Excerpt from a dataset

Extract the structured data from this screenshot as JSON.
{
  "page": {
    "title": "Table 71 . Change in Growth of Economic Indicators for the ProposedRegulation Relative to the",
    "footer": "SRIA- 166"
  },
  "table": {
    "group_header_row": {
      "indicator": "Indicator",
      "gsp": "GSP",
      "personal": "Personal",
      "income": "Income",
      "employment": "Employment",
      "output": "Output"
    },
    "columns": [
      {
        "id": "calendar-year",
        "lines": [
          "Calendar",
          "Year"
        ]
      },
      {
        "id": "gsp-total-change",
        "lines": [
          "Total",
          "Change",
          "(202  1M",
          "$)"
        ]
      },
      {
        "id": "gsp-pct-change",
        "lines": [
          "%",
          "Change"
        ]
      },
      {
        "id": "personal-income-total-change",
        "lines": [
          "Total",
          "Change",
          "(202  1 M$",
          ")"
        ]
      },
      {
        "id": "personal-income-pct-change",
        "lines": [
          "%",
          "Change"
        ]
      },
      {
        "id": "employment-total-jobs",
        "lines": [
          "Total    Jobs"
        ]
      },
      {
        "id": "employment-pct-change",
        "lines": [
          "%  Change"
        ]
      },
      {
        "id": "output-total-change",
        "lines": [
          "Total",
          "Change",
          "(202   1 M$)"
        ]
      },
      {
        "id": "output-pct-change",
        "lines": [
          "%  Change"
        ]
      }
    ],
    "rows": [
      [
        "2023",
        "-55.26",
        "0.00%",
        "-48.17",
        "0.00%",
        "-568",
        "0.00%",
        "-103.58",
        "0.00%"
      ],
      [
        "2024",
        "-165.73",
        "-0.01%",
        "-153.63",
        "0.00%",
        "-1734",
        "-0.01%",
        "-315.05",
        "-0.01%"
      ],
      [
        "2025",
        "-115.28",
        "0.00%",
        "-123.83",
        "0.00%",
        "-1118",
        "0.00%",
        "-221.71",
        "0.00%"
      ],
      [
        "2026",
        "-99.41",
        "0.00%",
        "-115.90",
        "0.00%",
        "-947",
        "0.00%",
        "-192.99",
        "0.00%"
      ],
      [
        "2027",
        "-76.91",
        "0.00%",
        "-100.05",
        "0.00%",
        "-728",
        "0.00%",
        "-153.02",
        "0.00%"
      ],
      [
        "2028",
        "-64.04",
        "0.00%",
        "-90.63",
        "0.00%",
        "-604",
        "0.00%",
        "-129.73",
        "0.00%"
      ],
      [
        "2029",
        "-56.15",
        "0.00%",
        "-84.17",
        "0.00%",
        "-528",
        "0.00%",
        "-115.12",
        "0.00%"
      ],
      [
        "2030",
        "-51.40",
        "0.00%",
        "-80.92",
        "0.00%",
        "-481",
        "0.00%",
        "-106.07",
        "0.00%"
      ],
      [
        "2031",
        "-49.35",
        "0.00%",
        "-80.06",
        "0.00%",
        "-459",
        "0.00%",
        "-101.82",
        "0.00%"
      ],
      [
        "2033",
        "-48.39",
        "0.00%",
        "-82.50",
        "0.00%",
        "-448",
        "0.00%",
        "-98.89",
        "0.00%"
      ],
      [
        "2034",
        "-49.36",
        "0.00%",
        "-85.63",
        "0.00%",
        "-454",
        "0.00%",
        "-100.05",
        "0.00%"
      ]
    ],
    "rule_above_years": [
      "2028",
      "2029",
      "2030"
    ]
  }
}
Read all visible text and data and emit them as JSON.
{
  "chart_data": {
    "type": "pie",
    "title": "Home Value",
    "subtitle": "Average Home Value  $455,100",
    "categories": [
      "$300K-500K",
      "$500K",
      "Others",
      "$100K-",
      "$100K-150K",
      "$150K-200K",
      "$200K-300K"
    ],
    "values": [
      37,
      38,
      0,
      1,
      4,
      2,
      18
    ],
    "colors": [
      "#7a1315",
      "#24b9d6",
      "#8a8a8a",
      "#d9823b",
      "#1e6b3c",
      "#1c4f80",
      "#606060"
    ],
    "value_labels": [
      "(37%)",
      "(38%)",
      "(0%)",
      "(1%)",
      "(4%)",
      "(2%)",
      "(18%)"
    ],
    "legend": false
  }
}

> **STATED GOAL**
Reproduce the data shown above exactly.

> **COMPLETE ANSWER**
Extract the structured data from this screenshot as JSON.
{
  "page": {
    "title": "Table 71 . Change in Growth of Economic Indicators for the ProposedRegulation Relative to the",
    "footer": "SRIA- 166"
  },
  "table": {
    "group_header_row": {
      "indicator": "Indicator",
      "gsp": "GSP",
      "personal": "Personal",
      "income": "Income",
      "employment": "Employment",
      "output": "Output"
    },
    "columns": [
      {
        "id": "calendar-year",
        "lines": [
          "Calendar",
          "Year"
        ]
      },
      {
        "id": "gsp-total-change",
        "lines": [
          "Total",
          "Change",
          "(202  1M",
          "$)"
        ]
      },
      {
        "id": "gsp-pct-change",
        "lines": [
          "%",
          "Change"
        ]
      },
      {
        "id": "personal-income-total-change",
        "lines": [
          "Total",
          "Change",
          "(202  1 M$",
          ")"
        ]
      },
      {
        "id": "personal-income-pct-change",
        "lines": [
          "%",
          "Change"
        ]
      },
      {
        "id": "employment-total-jobs",
        "lines": [
          "Total    Jobs"
        ]
      },
      {
        "id": "employment-pct-change",
        "lines": [
          "%  Change"
        ]
      },
      {
        "id": "output-total-change",
        "lines": [
          "Total",
          "Change",
          "(202   1 M$)"
        ]
      },
      {
        "id": "output-pct-change",
        "lines": [
          "%  Change"
        ]
      }
    ],
    "rows": [
      [
        "2023",
        "-55.26",
        "0.00%",
        "-48.17",
        "0.00%",
        "-568",
        "0.00%",
        "-103.58",
        "0.00%"
      ],
      [
        "2024",
        "-165.73",
        "-0.01%",
        "-153.63",
        "0.00%",
        "-1734",
        "-0.01%",
        "-315.05",
        "-0.01%"
      ],
      [
        "2025",
        "-115.28",
        "0.00%",
        "-123.83",
        "0.00%",
        "-1118",
        "0.00%",
        "-221.71",
        "0.00%"
      ],
      [
        "2026",
        "-99.41",
        "0.00%",
        "-115.90",
        "0.00%",
        "-947",
        "0.00%",
        "-192.99",
        "0.00%"
      ],
      [
        "2027",
        "-76.91",
        "0.00%",
        "-100.05",
        "0.00%",
        "-728",
        "0.00%",
        "-153.02",
        "0.00%"
      ],
      [
        "2028",
        "-64.04",
        "0.00%",
        "-90.63",
        "0.00%",
        "-604",
        "0.00%",
        "-129.73",
        "0.00%"
      ],
      [
        "2029",
        "-56.15",
        "0.00%",
        "-84.17",
        "0.00%",
        "-528",
        "0.00%",
        "-115.12",
        "0.00%"
      ],
      [
        "2030",
        "-51.40",
        "0.00%",
        "-80.92",
        "0.00%",
        "-481",
        "0.00%",
        "-106.07",
        "0.00%"
      ],
      [
        "2031",
        "-49.35",
        "0.00%",
        "-80.06",
        "0.00%",
        "-459",
        "0.00%",
        "-101.82",
        "0.00%"
      ],
      [
        "2033",
        "-48.39",
        "0.00%",
        "-82.50",
        "0.00%",
        "-448",
        "0.00%",
        "-98.89",
        "0.00%"
      ],
      [
        "2034",
        "-49.36",
        "0.00%",
        "-85.63",
        "0.00%",
        "-454",
        "0.00%",
        "-100.05",
        "0.00%"
      ]
    ],
    "rule_above_years": [
      "2028",
      "2029",
      "2030"
    ]
  }
}
Read all visible text and data and emit them as JSON.
{
  "chart_data": {
    "type": "pie",
    "title": "Home Value",
    "subtitle": "Average Home Value  $455,100",
    "categories": [
      "$300K-500K",
      "$500K",
      "Others",
      "$100K-",
      "$100K-150K",
      "$150K-200K",
      "$200K-300K"
    ],
    "values": [
      37,
      38,
      0,
      1,
      4,
      2,
      18
    ],
    "colors": [
      "#7a1315",
      "#24b9d6",
      "#8a8a8a",
      "#d9823b",
      "#1e6b3c",
      "#1c4f80",
      "#606060"
    ],
    "value_labels": [
      "(37%)",
      "(38%)",
      "(0%)",
      "(1%)",
      "(4%)",
      "(2%)",
      "(18%)"
    ],
    "legend": false
  }
}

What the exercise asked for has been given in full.